Dataset records
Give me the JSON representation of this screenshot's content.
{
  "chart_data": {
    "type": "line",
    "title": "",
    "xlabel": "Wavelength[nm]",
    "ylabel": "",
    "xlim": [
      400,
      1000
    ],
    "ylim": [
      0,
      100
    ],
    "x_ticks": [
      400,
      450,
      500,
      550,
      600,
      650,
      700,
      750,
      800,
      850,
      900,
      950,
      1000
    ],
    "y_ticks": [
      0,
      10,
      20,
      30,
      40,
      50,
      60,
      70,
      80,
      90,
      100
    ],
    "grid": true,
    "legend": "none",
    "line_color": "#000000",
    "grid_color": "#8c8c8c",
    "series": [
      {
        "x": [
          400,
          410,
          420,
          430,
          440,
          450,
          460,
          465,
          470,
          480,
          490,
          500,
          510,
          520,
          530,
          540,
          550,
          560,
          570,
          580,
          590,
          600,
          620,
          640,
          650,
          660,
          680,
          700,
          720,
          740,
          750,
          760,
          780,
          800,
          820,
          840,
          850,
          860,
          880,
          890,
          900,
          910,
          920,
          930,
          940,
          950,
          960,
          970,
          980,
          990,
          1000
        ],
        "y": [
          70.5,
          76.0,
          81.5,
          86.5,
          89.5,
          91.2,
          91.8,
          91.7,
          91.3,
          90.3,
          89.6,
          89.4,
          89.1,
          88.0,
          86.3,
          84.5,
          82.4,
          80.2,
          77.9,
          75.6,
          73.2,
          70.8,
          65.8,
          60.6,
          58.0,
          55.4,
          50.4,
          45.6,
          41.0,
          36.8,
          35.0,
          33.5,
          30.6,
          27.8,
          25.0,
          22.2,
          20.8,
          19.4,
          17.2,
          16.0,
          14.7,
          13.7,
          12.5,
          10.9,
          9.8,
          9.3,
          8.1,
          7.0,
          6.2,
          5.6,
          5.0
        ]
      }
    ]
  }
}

Required work:
Write out all the entries exactly.

Solution for this task:
Give me the JSON representation of this screenshot's content.
{
  "chart_data": {
    "type": "line",
    "title": "",
    "xlabel": "Wavelength[nm]",
    "ylabel": "",
    "xlim": [
      400,
      1000
    ],
    "ylim": [
      0,
      100
    ],
    "x_ticks": [
      400,
      450,
      500,
      550,
      600,
      650,
      700,
      750,
      800,
      850,
      900,
      950,
      1000
    ],
    "y_ticks": [
      0,
      10,
      20,
      30,
      40,
      50,
      60,
      70,
      80,
      90,
      100
    ],
    "grid": true,
    "legend": "none",
    "line_color": "#000000",
    "grid_color": "#8c8c8c",
    "series": [
      {
        "x": [
          400,
          410,
          420,
          430,
          440,
          450,
          460,
          465,
          470,
          480,
          490,
          500,
          510,
          520,
          530,
          540,
          550,
          560,
          570,
          580,
          590,
          600,
          620,
          640,
          650,
          660,
          680,
          700,
          720,
          740,
          750,
          760,
          780,
          800,
          820,
          840,
          850,
          860,
          880,
          890,
          900,
          910,
          920,
          930,
          940,
          950,
          960,
          970,
          980,
          990,
          1000
        ],
        "y": [
          70.5,
          76.0,
          81.5,
          86.5,
          89.5,
          91.2,
          91.8,
          91.7,
          91.3,
          90.3,
          89.6,
          89.4,
          89.1,
          88.0,
          86.3,
          84.5,
          82.4,
          80.2,
          77.9,
          75.6,
          73.2,
          70.8,
          65.8,
          60.6,
          58.0,
          55.4,
          50.4,
          45.6,
          41.0,
          36.8,
          35.0,
          33.5,
          30.6,
          27.8,
          25.0,
          22.2,
          20.8,
          19.4,
          17.2,
          16.0,
          14.7,
          13.7,
          12.5,
          10.9,
          9.8,
          9.3,
          8.1,
          7.0,
          6.2,
          5.6,
          5.0
        ]
      }
    ]
  }
}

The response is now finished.